[START OF Records to process]

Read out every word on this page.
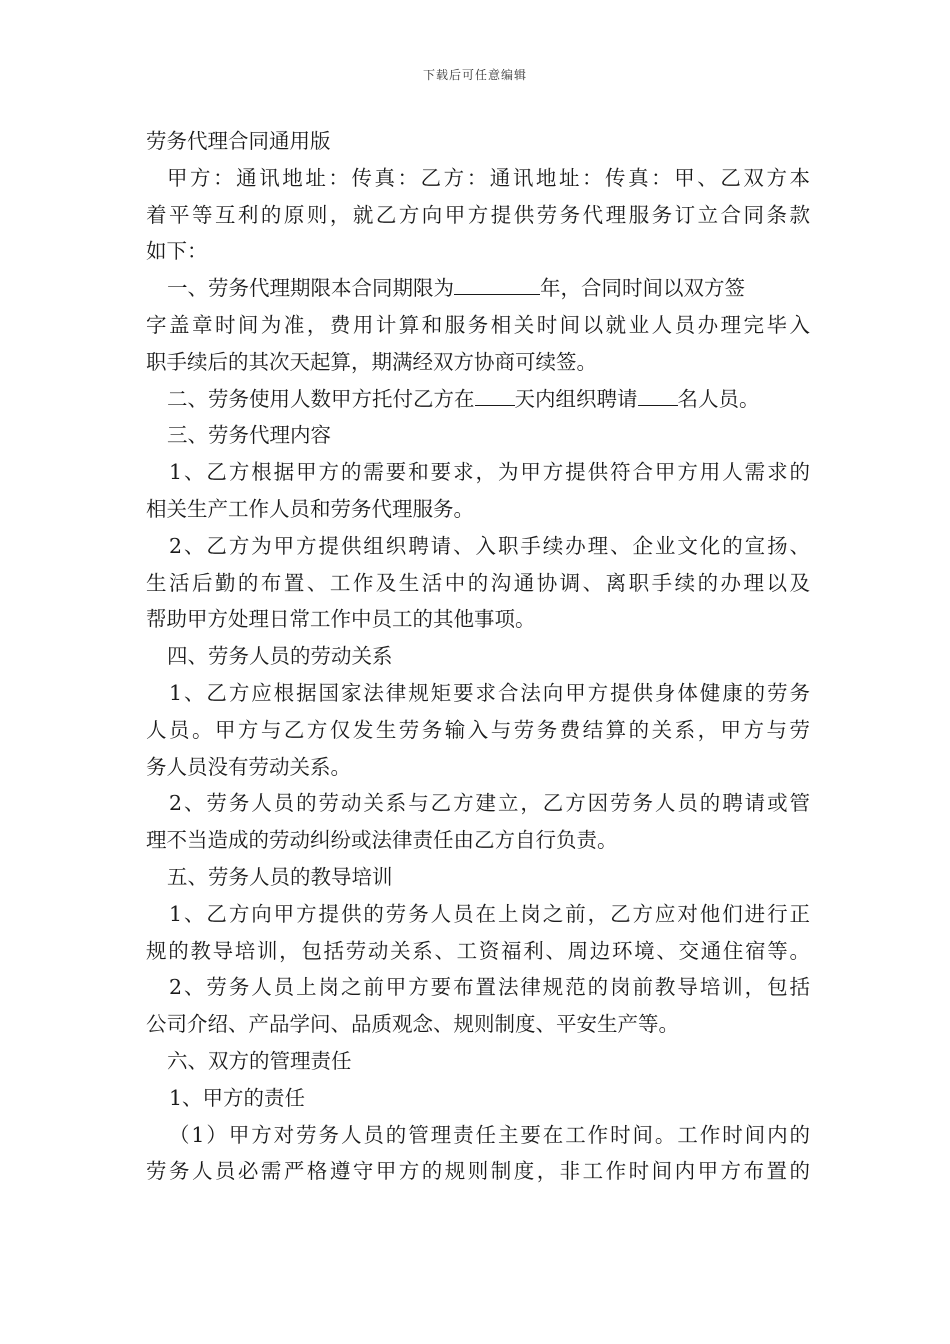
下载后可任意编辑
劳务代理合同通用版
甲方：通讯地址：传真：乙方：通讯地址：传真：甲、乙双方本
着平等互利的原则，就乙方向甲方提供劳务代理服务订立合同条款
如下：
一、劳务代理期限本合同期限为	年，合同时间以双方签
字盖章时间为准，费用计算和服务相关时间以就业人员办理完毕入
职手续后的其次天起算，期满经双方协商可续签。
二、劳务使用人数甲方托付乙方在 天内组织聘请 名人员。
三、劳务代理内容
1、乙方根据甲方的需要和要求，为甲方提供符合甲方用人需求的
相关生产工作人员和劳务代理服务。
2、乙方为甲方提供组织聘请、入职手续办理、企业文化的宣扬、
生活后勤的布置、工作及生活中的沟通协调、离职手续的办理以及
帮助甲方处理日常工作中员工的其他事项。
四、劳务人员的劳动关系
1、乙方应根据国家法律规矩要求合法向甲方提供身体健康的劳务
人员。甲方与乙方仅发生劳务输入与劳务费结算的关系，甲方与劳
务人员没有劳动关系。
2、劳务人员的劳动关系与乙方建立，乙方因劳务人员的聘请或管
理不当造成的劳动纠纷或法律责任由乙方自行负责。
五、劳务人员的教导培训
1、乙方向甲方提供的劳务人员在上岗之前，乙方应对他们进行正
规的教导培训，包括劳动关系、工资福利、周边环境、交通住宿等。
2、劳务人员上岗之前甲方要布置法律规范的岗前教导培训，包括
公司介绍、产品学问、品质观念、规则制度、平安生产等。
六、双方的管理责任
1、甲方的责任
（1）甲方对劳务人员的管理责任主要在工作时间。工作时间内的
劳务人员必需严格遵守甲方的规则制度，非工作时间内甲方布置的
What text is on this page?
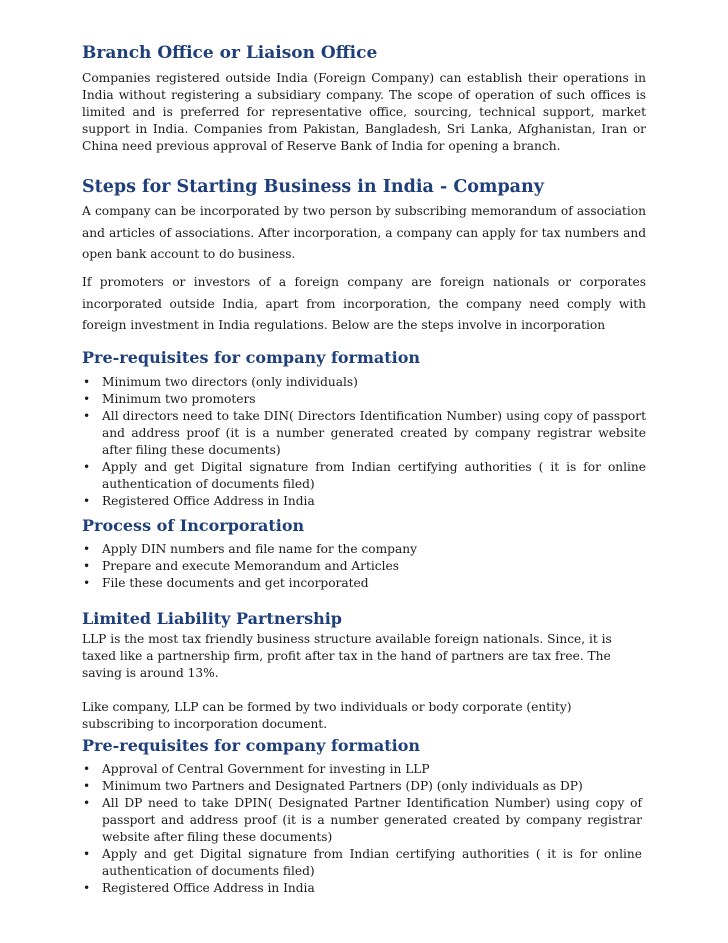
Branch Office or Liaison Office

Companies registered outside India (Foreign Company) can establish their operations in India without registering a subsidiary company. The scope of operation of such offices is limited and is preferred for representative office, sourcing, technical support, market support in India. Companies from Pakistan, Bangladesh, Sri Lanka, Afghanistan, Iran or China need previous approval of Reserve Bank of India for opening a branch.

Steps for Starting Business in India - Company

A company can be incorporated by two person by subscribing memorandum of association and articles of associations. After incorporation, a company can apply for tax numbers and open bank account to do business.

If promoters or investors of a foreign company are foreign nationals or corporates incorporated outside India, apart from incorporation, the company need comply with foreign investment in India regulations. Below are the steps involve in incorporation

Pre-requisites for company formation
• Minimum two directors (only individuals)
• Minimum two promoters
• All directors need to take DIN( Directors Identification Number) using copy of passport and address proof (it is a number generated created by company registrar website after filing these documents)
• Apply and get Digital signature from Indian certifying authorities ( it is for online authentication of documents filed)
• Registered Office Address in India
Process of Incorporation
• Apply DIN numbers and file name for the company
• Prepare and execute Memorandum and Articles
• File these documents and get incorporated
Limited Liability Partnership

LLP is the most tax friendly business structure available foreign nationals. Since, it is taxed like a partnership firm, profit after tax in the hand of partners are tax free. The saving is around 13%.

Like company, LLP can be formed by two individuals or body corporate (entity) subscribing to incorporation document.

Pre-requisites for company formation
• Approval of Central Government for investing in LLP
• Minimum two Partners and Designated Partners (DP) (only individuals as DP)
• All DP need to take DPIN( Designated Partner Identification Number) using copy of passport and address proof (it is a number generated created by company registrar website after filing these documents)
• Apply and get Digital signature from Indian certifying authorities ( it is for online authentication of documents filed)
• Registered Office Address in India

[END OF Records to process]

Problem statement ::
Search the entries for the word "only" and pick out every line that holds it.

Result of this exercise ::
• Minimum two directors (only individuals)
• Minimum two Partners and Designated Partners (DP) (only individuals as DP)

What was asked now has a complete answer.